== Excerpted passage ==
● ● ● ● ● ● ●
Grace, light, and simplicity to create the essence of a design was a complete change from the heavy, ornate styles of the Victorian Era. Some artists of one group favored designs created from natural forms. Even motifs using such usually unappealing things as bugs, snails or frogs were done so elegantly that they seemed just a beautiful as flowers. Faeries, centaurs, satyrs and sensually clothed or unclothed figures were also popular. Another group favored an infusion of Celtic and Cymric designs and the sleek uncluttered lines that were the forerunner of what we consider the Modern style. If we remember that this was a revolution against the styles of the day, we can see how different groups perceived their designs. The criticism that this was a decadent style for the wealthy had some merit. The materials used were often luxurious and the craftsmanship was painstakingly done. The designs were not favored by those on the lower end of the marketing scale.

The New Art movement assumed many national names: in Austria, Sezessionstil; France, Style Moderne; Germany, Jugendstil; Spain, Modernista; and in Italy, Stile Liberty, which was named after Liberty’s of London. Artists were just as nationally diverse. The best known were William Morris and Arthur Heygate Mackmurdo of England. Austria was the home of the ultimate Art Nouveau artist Gustave Klimt. France claimed Emile Galle, Rene Lalique and the transplanted Czechoslovakian, Alphonse Mucha. Scotland’s “Glasgow Four” (Charles Rennie Macintosh and his wife Margaret MacDonald, Herbert and Frances McNair), the Dane, Georg Jensen; the Spaniard, Antonin Gaudi; and Norwegian Edvard Munch were other countries’ contributors.

Morris and his beliefs initiated the movement. A. H. Mackmurdo, the English architect, graphic artist and craftsman showed early practical use in design. Arthur Liberty played a great part in the early marketing of Art Nouveau decoration in his shop, “Liberty’s,” on London’s Regent Street The style was most successful in the graphic arts of Walter Crane, Aubrey Beardsly, Henri Toulouse-Lautrec, Alphonse Mucha and William Bradley.

In the later part of the 19th century, the decorative arts brought forward an exploration into the use of iridescence. The Art Nouveau movement introduced glass with a rainbow-like glaze. The cloudy, mysterious looks of opals and moonstones were also used. Louis Comfort Tiffany, Rene Lalique and Emile Gale employed these colors to great effect in their glassworks and jewelry.
● ● ● ● ● ● ●
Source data
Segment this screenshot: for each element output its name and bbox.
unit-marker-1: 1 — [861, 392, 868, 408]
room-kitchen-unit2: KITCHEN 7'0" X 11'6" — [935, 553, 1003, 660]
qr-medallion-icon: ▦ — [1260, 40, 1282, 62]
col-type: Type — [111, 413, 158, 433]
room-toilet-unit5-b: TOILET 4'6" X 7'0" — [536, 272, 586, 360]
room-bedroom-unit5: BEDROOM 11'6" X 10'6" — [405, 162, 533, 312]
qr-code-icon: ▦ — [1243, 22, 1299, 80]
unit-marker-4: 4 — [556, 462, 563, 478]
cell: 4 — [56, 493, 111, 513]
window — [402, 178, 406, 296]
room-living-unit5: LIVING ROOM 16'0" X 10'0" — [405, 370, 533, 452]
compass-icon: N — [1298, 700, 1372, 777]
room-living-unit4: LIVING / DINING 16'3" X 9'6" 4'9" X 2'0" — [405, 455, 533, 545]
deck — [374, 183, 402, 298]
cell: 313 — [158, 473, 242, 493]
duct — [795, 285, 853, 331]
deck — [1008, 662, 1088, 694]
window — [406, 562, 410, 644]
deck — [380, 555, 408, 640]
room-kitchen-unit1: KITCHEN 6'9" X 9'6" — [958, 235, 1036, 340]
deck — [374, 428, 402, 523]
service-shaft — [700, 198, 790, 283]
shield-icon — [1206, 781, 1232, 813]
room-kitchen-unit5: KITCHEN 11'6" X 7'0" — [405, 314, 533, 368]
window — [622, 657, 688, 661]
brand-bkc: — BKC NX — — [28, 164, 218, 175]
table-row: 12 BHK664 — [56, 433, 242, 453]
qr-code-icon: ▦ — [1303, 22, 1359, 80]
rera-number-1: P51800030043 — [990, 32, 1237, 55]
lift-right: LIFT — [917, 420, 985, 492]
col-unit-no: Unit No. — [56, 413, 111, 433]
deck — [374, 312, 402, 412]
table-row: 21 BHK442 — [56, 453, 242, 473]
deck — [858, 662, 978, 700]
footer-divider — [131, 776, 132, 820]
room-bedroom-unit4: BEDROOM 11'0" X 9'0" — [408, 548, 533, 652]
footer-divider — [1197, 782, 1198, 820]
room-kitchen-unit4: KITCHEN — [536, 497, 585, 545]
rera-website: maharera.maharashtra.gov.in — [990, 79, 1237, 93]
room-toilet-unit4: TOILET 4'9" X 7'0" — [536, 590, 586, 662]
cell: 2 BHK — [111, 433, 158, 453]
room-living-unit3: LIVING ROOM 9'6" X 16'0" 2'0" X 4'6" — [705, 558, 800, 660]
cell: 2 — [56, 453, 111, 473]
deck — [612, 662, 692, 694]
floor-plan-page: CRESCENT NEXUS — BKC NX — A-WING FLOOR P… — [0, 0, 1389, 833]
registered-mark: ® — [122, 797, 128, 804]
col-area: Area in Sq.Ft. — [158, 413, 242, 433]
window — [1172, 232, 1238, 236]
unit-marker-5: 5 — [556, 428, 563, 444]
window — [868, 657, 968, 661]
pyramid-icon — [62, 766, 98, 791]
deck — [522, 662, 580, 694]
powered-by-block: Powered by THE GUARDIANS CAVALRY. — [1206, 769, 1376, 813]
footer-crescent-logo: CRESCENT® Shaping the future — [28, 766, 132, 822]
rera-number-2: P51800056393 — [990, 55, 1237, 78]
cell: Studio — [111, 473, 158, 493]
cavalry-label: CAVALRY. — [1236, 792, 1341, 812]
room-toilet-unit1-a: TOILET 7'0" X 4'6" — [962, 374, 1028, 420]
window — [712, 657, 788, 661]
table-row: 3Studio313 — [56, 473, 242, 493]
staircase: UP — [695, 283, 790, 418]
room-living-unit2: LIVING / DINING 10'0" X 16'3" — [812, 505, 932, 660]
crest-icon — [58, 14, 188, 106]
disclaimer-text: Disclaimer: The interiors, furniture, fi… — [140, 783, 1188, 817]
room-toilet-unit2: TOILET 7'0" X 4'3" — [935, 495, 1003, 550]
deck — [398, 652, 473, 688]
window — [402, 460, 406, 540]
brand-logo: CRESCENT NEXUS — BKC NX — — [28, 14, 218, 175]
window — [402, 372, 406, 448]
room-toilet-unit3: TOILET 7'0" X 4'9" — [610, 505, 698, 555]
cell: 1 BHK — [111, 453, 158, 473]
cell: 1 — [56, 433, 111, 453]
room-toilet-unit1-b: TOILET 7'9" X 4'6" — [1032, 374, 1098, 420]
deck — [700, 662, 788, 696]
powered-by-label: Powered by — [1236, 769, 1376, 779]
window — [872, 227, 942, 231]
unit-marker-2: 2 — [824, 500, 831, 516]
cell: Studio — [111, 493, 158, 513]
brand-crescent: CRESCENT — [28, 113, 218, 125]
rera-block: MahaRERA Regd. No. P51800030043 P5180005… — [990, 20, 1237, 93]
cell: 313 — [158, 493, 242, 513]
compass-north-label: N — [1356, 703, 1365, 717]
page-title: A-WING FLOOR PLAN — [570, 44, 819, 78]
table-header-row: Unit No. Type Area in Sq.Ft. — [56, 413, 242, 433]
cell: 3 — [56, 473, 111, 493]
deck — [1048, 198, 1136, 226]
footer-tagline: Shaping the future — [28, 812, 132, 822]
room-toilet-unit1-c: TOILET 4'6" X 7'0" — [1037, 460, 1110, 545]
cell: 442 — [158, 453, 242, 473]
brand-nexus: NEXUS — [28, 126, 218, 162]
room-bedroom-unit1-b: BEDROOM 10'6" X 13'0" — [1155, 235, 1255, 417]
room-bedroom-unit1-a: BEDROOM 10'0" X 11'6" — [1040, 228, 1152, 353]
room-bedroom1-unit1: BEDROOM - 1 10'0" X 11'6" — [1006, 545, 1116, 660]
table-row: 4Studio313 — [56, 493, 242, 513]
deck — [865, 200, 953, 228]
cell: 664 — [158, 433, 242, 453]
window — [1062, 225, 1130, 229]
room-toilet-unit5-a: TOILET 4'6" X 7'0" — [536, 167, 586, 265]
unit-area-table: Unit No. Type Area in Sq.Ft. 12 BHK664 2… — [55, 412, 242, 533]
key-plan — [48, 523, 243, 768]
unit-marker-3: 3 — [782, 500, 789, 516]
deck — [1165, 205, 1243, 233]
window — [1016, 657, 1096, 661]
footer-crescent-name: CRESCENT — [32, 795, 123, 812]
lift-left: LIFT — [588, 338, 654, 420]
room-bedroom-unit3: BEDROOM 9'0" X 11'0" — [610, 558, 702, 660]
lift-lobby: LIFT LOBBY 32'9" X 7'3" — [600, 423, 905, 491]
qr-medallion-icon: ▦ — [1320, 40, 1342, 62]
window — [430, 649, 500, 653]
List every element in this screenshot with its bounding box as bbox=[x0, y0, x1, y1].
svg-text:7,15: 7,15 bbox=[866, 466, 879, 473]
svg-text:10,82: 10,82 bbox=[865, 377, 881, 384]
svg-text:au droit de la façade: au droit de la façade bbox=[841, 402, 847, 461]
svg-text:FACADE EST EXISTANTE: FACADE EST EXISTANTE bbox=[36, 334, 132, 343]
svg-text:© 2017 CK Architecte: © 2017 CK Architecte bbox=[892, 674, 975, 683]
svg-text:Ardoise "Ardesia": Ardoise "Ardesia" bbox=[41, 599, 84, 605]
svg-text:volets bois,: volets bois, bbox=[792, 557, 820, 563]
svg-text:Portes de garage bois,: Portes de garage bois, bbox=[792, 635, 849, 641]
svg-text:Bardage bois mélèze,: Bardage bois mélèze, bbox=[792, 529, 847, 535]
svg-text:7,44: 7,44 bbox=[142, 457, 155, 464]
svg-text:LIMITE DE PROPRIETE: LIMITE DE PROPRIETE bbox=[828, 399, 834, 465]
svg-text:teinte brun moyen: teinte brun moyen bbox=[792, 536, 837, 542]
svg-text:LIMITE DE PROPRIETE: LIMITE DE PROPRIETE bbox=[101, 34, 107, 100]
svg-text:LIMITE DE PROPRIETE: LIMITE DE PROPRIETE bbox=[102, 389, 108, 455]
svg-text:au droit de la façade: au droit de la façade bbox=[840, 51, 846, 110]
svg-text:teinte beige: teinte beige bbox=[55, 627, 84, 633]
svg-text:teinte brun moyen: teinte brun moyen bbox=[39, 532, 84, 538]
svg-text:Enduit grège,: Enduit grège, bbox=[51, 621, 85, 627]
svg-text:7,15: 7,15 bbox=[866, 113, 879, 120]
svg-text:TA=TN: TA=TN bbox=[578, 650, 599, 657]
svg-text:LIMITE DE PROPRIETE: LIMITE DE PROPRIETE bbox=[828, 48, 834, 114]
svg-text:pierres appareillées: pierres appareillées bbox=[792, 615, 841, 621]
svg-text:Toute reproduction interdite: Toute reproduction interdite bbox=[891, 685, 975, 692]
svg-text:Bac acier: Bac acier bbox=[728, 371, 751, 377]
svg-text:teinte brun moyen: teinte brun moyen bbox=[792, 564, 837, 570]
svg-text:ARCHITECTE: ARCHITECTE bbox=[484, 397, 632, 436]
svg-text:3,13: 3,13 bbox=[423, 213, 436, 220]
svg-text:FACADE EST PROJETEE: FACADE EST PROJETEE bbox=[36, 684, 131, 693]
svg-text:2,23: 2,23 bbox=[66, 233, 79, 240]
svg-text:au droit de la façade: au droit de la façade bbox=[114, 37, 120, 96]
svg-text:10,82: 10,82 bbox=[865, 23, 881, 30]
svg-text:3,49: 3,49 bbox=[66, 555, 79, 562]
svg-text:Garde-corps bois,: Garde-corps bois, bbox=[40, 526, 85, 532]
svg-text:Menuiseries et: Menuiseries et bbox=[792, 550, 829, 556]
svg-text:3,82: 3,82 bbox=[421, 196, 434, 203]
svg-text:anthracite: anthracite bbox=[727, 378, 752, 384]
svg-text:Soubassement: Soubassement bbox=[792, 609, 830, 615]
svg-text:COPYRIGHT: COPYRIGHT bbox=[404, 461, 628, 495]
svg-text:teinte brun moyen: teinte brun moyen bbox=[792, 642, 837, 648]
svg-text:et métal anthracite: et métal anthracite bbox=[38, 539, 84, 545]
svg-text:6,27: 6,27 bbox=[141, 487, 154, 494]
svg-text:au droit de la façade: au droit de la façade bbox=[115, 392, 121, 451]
● ● ● ● ● ● ●
== Required work ==
Write a continuation of the passage on Art Nouveau, starting right after its last sentence.

== Task result ==
The colors used for clothing were also affected. Designers discarded the dark maroons, browns, and blacks of the earlier Victorian era and made their creations using soft pastels. Young women wore crisp white fabrics. Older ladies wore soft mauves, taupes, and pale grays. Evening wear was adorned with sparkling beads and spangles.

Furnishings of exotic woods were complemented with the softer pastels. The natural vegetable dyes favored by the Arts and Crafts movement were still fashionable. Gone were many of the harsh reds, purples, and greens made from the new aniline dyes.

Brighter colors were also used by some designers such as couturier Paul Poiret who favored cerise, scarlet, and apple green. Explosive colors filled the designs of Leon Bakst, the Russian painter who created the scenery and costumes of the Ballet Russes.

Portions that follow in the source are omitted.